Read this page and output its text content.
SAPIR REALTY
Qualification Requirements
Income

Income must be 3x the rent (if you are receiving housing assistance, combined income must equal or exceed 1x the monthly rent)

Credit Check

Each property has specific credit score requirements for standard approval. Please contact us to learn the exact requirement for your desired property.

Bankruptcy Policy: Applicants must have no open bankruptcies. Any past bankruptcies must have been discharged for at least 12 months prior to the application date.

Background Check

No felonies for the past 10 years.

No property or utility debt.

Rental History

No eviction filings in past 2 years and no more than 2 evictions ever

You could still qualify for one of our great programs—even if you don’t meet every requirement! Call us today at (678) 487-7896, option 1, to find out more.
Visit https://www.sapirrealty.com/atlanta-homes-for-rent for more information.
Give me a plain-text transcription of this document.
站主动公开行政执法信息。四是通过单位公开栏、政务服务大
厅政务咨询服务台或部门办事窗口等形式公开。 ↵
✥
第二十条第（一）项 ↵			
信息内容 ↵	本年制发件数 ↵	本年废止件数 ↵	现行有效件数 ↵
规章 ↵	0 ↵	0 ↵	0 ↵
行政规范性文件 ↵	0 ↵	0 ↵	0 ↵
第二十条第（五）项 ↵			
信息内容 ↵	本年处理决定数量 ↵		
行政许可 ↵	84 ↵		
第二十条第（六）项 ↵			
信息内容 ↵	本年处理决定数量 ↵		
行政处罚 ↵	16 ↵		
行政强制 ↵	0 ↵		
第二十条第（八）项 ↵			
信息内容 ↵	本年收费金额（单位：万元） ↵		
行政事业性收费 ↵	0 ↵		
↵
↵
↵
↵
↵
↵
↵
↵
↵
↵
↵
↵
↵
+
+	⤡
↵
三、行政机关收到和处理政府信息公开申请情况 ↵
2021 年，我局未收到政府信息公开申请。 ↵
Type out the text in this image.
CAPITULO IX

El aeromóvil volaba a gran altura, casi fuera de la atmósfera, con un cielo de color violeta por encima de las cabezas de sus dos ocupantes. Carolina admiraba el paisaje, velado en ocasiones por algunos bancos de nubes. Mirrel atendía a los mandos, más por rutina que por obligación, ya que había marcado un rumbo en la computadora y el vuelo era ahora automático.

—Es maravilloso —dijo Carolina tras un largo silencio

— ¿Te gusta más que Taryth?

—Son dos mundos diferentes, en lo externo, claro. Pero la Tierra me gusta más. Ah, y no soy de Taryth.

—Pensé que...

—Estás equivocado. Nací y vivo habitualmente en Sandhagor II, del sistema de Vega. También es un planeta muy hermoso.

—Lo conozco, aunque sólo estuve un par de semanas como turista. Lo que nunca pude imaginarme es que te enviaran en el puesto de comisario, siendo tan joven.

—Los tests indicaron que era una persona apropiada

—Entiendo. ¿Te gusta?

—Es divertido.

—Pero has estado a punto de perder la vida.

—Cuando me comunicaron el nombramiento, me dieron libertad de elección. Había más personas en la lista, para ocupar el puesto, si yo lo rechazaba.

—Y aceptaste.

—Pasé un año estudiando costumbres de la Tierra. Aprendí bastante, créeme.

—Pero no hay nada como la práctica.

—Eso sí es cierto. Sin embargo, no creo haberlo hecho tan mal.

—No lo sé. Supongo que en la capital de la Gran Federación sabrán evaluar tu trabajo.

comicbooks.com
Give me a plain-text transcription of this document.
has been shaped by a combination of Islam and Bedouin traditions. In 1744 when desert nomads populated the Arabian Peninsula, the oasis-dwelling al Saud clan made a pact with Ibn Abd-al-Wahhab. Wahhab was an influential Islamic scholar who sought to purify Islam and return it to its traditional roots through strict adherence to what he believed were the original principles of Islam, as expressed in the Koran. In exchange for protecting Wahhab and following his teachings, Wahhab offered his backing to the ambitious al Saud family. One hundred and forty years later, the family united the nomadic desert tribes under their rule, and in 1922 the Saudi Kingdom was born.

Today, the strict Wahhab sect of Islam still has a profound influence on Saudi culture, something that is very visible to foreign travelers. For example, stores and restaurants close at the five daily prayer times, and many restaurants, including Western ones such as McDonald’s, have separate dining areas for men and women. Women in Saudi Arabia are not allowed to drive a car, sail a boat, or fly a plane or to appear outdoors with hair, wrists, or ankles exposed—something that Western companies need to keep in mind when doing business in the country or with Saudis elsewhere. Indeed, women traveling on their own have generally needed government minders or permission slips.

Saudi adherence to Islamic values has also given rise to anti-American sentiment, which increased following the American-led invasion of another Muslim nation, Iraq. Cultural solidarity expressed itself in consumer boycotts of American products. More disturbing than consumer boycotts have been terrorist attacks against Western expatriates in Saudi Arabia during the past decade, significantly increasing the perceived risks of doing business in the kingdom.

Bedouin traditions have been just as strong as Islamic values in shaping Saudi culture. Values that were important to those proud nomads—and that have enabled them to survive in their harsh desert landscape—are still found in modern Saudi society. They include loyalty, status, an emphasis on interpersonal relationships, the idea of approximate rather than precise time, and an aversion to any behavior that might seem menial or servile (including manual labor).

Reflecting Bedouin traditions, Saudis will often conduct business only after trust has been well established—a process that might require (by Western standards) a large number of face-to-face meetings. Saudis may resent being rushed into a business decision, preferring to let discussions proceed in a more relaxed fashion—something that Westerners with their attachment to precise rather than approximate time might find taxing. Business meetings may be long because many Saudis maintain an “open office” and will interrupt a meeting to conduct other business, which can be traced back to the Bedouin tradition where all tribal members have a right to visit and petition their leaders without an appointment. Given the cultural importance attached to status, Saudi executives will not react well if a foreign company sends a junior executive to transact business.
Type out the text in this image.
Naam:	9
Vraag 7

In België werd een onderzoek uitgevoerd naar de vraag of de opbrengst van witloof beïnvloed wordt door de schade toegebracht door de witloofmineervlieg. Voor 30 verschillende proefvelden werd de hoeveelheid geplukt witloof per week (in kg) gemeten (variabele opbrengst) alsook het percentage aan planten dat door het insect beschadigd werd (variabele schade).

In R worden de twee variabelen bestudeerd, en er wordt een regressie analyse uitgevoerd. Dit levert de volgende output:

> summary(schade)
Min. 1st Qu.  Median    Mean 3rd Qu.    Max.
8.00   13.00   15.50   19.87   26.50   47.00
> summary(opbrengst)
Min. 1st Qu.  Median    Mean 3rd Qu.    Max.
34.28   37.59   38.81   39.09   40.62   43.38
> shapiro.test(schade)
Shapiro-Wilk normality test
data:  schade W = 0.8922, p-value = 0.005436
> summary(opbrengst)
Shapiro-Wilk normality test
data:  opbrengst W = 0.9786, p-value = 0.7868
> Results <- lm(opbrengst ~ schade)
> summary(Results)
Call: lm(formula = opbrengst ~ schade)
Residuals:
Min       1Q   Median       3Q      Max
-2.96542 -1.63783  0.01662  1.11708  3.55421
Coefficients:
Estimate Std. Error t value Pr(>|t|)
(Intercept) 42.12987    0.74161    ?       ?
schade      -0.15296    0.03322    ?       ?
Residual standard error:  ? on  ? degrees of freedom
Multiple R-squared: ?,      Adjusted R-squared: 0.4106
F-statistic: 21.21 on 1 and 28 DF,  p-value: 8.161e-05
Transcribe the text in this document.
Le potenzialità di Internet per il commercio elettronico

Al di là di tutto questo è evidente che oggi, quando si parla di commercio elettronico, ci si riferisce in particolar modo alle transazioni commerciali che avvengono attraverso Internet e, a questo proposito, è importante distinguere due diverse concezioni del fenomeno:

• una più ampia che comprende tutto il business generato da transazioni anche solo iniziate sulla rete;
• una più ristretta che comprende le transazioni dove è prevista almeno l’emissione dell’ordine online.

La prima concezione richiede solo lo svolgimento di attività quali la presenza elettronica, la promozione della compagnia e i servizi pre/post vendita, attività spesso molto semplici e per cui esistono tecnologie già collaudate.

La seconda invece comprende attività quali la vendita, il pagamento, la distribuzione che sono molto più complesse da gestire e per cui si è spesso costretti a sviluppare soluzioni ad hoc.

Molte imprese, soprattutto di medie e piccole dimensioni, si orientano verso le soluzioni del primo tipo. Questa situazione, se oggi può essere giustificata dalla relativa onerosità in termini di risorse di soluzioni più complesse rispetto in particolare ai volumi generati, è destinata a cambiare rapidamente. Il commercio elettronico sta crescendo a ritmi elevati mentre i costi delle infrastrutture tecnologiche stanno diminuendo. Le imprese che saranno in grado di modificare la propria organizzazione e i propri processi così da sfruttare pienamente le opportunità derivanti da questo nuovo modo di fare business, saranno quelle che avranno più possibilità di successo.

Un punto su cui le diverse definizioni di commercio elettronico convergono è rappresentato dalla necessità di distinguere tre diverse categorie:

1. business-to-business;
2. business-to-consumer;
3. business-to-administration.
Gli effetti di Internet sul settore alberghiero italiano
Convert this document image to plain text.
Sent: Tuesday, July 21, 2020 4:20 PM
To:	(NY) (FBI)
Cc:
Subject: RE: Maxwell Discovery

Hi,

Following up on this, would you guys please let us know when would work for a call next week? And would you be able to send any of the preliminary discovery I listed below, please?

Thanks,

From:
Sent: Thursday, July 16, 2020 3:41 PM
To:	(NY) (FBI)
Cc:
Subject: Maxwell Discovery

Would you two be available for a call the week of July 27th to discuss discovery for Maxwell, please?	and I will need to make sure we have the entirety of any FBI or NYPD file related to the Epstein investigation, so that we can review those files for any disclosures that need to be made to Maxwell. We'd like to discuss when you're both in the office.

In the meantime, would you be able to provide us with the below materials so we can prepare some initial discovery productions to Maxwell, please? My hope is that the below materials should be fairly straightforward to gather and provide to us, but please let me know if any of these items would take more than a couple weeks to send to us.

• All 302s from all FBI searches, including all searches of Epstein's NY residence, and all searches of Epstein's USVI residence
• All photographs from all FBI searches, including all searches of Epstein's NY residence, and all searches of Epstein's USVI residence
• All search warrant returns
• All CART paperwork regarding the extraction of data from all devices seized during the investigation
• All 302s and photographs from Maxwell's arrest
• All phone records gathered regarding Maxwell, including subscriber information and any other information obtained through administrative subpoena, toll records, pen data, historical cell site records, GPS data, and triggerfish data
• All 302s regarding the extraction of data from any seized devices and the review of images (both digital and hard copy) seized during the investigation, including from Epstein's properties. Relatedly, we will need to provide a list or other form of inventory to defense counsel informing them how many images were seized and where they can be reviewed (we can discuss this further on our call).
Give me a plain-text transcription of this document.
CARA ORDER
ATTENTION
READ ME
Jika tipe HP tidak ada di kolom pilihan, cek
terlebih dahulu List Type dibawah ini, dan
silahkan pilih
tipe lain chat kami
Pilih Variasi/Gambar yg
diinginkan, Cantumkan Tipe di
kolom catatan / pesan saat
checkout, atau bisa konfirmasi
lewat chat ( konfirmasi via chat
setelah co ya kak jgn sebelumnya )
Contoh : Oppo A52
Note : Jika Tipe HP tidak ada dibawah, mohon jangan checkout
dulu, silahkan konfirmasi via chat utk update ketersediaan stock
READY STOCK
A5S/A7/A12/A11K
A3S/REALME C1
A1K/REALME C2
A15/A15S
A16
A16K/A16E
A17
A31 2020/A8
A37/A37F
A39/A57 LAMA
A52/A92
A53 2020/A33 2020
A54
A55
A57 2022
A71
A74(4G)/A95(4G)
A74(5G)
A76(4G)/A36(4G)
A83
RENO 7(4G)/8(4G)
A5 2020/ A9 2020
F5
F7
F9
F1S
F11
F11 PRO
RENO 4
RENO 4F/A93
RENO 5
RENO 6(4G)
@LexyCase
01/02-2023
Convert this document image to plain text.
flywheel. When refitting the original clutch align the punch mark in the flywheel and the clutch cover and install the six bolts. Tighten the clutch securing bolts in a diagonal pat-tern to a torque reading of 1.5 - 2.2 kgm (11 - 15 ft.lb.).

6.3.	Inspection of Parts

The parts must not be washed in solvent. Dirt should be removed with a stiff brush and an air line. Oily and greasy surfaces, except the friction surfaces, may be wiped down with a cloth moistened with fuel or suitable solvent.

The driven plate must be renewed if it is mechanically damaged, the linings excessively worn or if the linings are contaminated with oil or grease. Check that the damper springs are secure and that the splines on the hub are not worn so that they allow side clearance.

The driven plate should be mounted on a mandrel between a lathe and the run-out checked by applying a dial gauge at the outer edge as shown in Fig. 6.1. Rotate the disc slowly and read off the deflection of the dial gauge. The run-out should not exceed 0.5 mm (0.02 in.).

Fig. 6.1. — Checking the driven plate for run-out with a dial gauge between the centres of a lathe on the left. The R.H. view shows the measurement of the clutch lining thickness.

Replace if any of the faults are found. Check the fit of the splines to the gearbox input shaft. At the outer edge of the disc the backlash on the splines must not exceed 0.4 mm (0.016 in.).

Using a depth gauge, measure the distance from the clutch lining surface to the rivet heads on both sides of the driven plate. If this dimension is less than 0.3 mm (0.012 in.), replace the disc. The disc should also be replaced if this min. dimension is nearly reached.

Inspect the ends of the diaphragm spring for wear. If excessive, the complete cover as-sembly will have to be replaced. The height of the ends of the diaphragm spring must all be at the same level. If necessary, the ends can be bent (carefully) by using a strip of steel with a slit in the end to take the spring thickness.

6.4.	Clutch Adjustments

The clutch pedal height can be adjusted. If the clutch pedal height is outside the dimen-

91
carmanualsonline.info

- _PROBLEM TO WORK ON_
Above are several records. Count the lines among them that contain "gusta" and give only the total.

- _FINISHED TASK_
3